WHAT IS EXPECTED
Each line that holds the word "商城项目实" counts once; give the total number of such lines and nothing else.

Stored data
[start]
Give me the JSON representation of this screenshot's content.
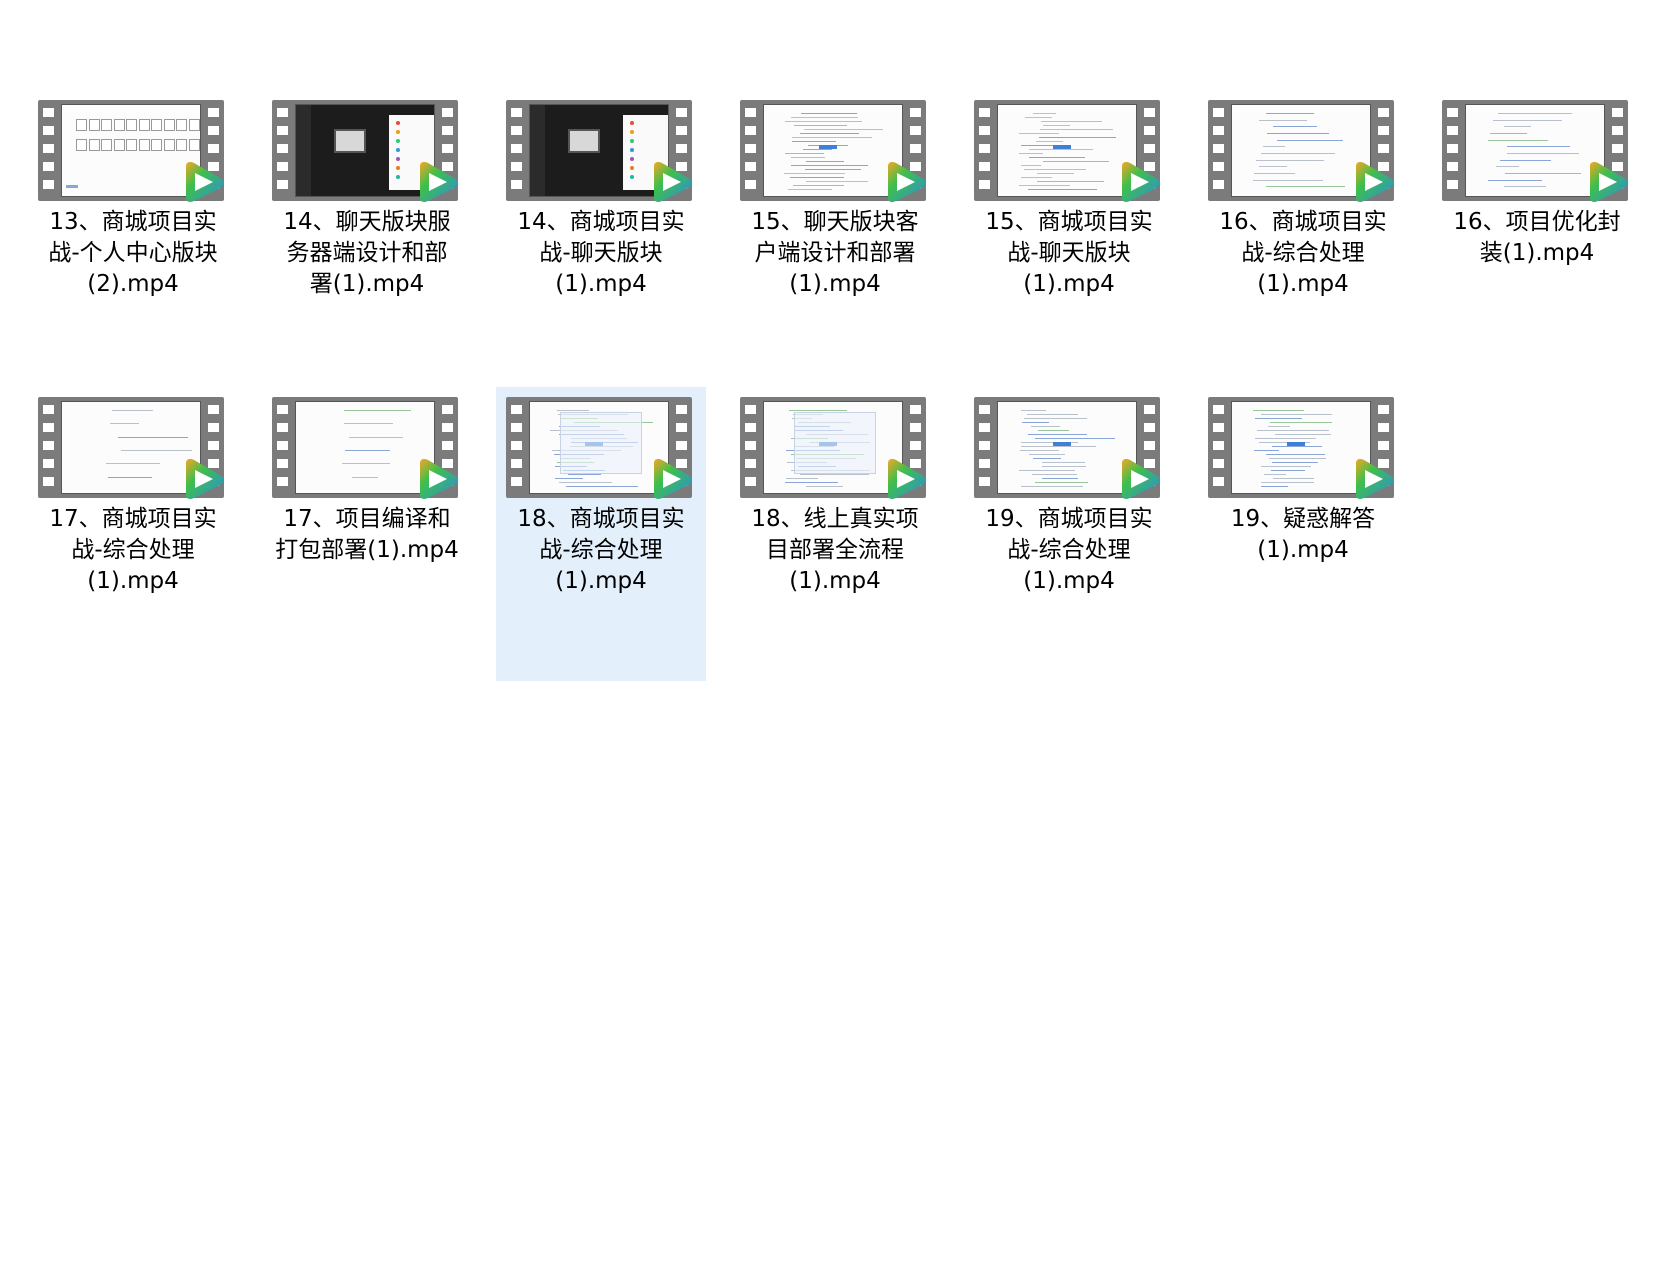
{
  "window": {
    "view": "large-icons",
    "selected_index": 9
  },
  "files": [
    {
      "line1": "13、商城项目实",
      "line2": "战-个人中心版块",
      "line3": "(2).mp4",
      "thumb": "grid"
    },
    {
      "line1": "14、聊天版块服",
      "line2": "务器端设计和部",
      "line3": "署(1).mp4",
      "thumb": "dark"
    },
    {
      "line1": "14、商城项目实",
      "line2": "战-聊天版块",
      "line3": "(1).mp4",
      "thumb": "dark"
    },
    {
      "line1": "15、聊天版块客",
      "line2": "户端设计和部署",
      "line3": "(1).mp4",
      "thumb": "code"
    },
    {
      "line1": "15、商城项目实",
      "line2": "战-聊天版块",
      "line3": "(1).mp4",
      "thumb": "code"
    },
    {
      "line1": "16、商城项目实",
      "line2": "战-综合处理",
      "line3": "(1).mp4",
      "thumb": "sparse"
    },
    {
      "line1": "16、项目优化封",
      "line2": "装(1).mp4",
      "line3": "",
      "thumb": "sparse"
    },
    {
      "line1": "17、商城项目实",
      "line2": "战-综合处理",
      "line3": "(1).mp4",
      "thumb": "blank"
    },
    {
      "line1": "17、项目编译和",
      "line2": "打包部署(1).mp4",
      "line3": "",
      "thumb": "blank"
    },
    {
      "line1": "18、商城项目实",
      "line2": "战-综合处理",
      "line3": "(1).mp4",
      "thumb": "dialog"
    },
    {
      "line1": "18、线上真实项",
      "line2": "目部署全流程",
      "line3": "(1).mp4",
      "thumb": "dialog"
    },
    {
      "line1": "19、商城项目实",
      "line2": "战-综合处理",
      "line3": "(1).mp4",
      "thumb": "code"
    },
    {
      "line1": "19、疑惑解答",
      "line2": "(1).mp4",
      "line3": "",
      "thumb": "code"
    }
  ],
  "icons": {
    "file_icon": "video-file-icon",
    "badge": "play-badge-icon"
  },
  "colors": {
    "selection": "#e3f0fc",
    "filmstrip": "#7b7b7b",
    "badge_green": "#3fbf4a",
    "badge_blue": "#2a8de0",
    "badge_orange": "#f5a623"
  }
}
[end]
TASK RESPONSE
7